=== Your tasks ===
a) List every email address that appears in the PostgreSQL thread.
b) Return the passage of the PostgreSQL thread between "In the future, please" and "after the fact.", inclusive.

This is running PostgreSQL 13, and the index referenced is a two-column index on data(station, channel)
---
Israel Brewster
Software Engineer
Alaska Volcano Observatory
Geophysical Institute - UAF
2156 Koyukuk Drive
Fairbanks AK 99775-7320
Work: 907-474-5172
cell: 907-328-9145

#2David G. Johnston
david.g.johnston@gmail.com
In reply to: Israel Brewster (#1)
Re: Faster distinct query?

On Wed, Sep 22, 2021 at 1:05 PM Israel Brewster <ijbrewster@alaska.edu>
wrote:

To work around the issue, I created a materialized view that I can update
periodically, and of course I can query said view in no time flat. However,
I’m concerned that as the dataset grows, the time it takes to refresh the
view will also grow (correct me if I am wrong there).

I'd probably turn that index into a foreign key that just ensures that
every (station,channel) that appears in the data table also appears on the
lookup table. Grouping and array-ifying the lookup table would be
trivial. Either modify the application code or add a trigger to populate
the lookup table as needed.

The parentheses around channel in "array_agg(distinct(channel))" are
unnecessary - you are invoking composite-type syntax, which is ignored in
the single column case unless you write the optional ROW keyword, i.e.,
distinct ROW(channel)
David J.

#3Michael Lewis
mlewis@entrata.com
In reply to: Israel Brewster (#1)
Re: Faster distinct query?

In the future, please share the plan returned by explain analyze, and some
data about how many rows in the involved tables, what type of system you
are running it on, any changes from default configs, etc.

How does the below work? It should do a very simple index scan only, then
aggregate the relative few rows after the fact.

select station, array_agg(distinct(channel)) as channels
FROM(
SELECT station,channel FROM data GROUP BY station,channel
) AS sub
group by station;

If there is correlation between station & channel, then you might look at
creating a multivariate statistics object and analyzing the table so the
planner can make better choices, knowing that channel is dependent on
station perhaps. I wouldn't necessarily think that it would help this
query, but perhaps others. Also, you might try creating only dependencies,
only ndistinct type, or some combination other than all 3 types.

=== Extracted data ===
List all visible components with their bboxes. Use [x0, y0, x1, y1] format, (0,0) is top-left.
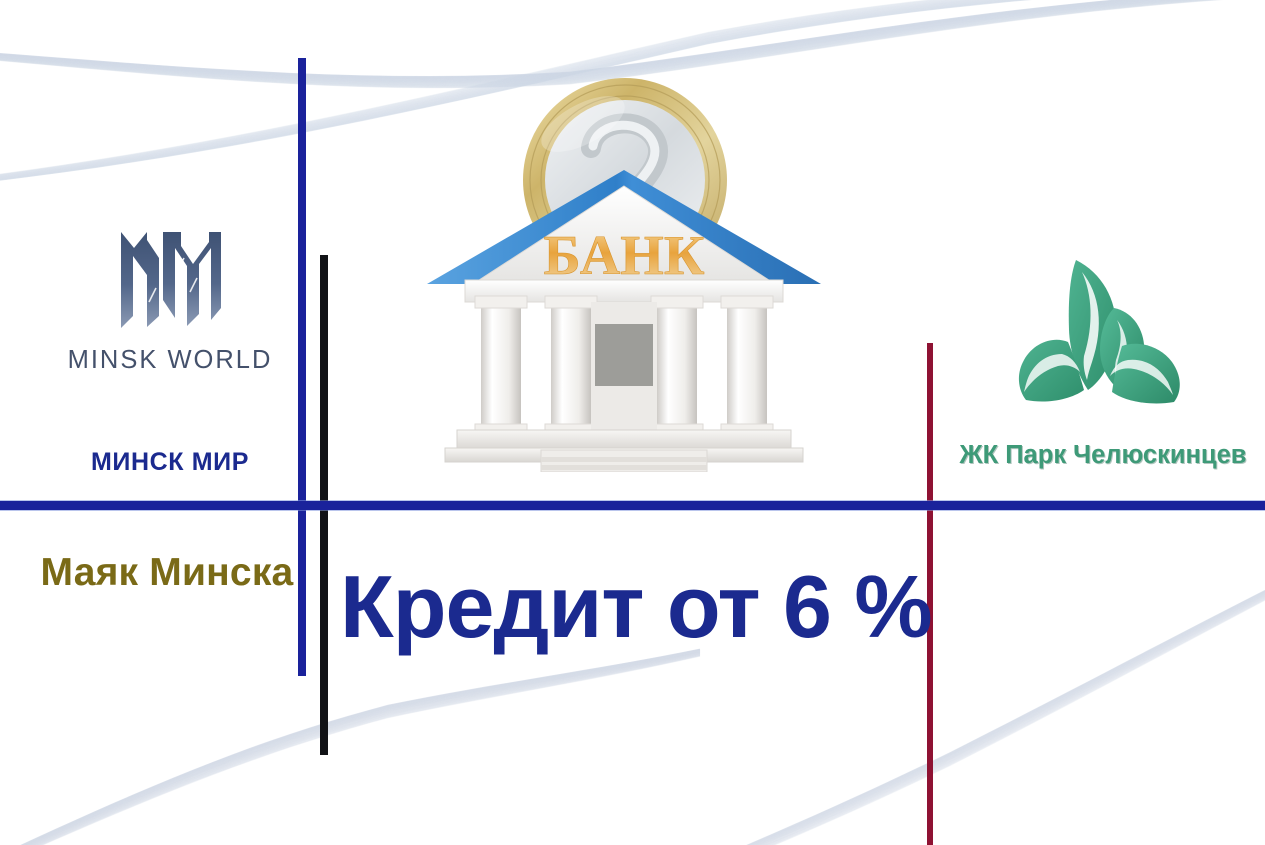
mw-monogram-icon: [117, 228, 223, 332]
horizontal-blue-rule: [0, 501, 1265, 510]
brand-park-chelyuskintsev: [944, 250, 1254, 420]
brand-mayak-minska: Маяк Минска: [36, 551, 298, 595]
bank-doorway: [595, 324, 653, 386]
page-title: Кредит от 6 %: [340, 563, 930, 651]
green-leaf-icon: [996, 250, 1202, 420]
vertical-blue-rule: [298, 58, 306, 676]
brand-minsk-world: MINSK WORLD: [50, 228, 290, 375]
minsk-world-cyrillic-name: МИНСК МИР: [50, 448, 290, 477]
promo-banner: MINSK WORLD МИНСК МИР Маяк Минска: [0, 0, 1265, 845]
park-chelyuskintsev-name: ЖК Парк Челюскинцев: [944, 441, 1262, 470]
bank-building-illustration: рубли БАНК: [423, 52, 825, 472]
minsk-world-latin-name: MINSK WORLD: [50, 346, 290, 375]
bank-pediment-label: БАНК: [544, 225, 705, 287]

=== Solutions to the problems ===
a)
david.g.johnston@gmail.com
ijbrewster@alaska.edu
mlewis@entrata.com

b)
In the future, please share the plan returned by explain analyze, and some
data about how many rows in the involved tables, what type of system you
are running it on, any changes from default configs, etc.

How does the below work? It should do a very simple index scan only, then
aggregate the relative few rows after the fact.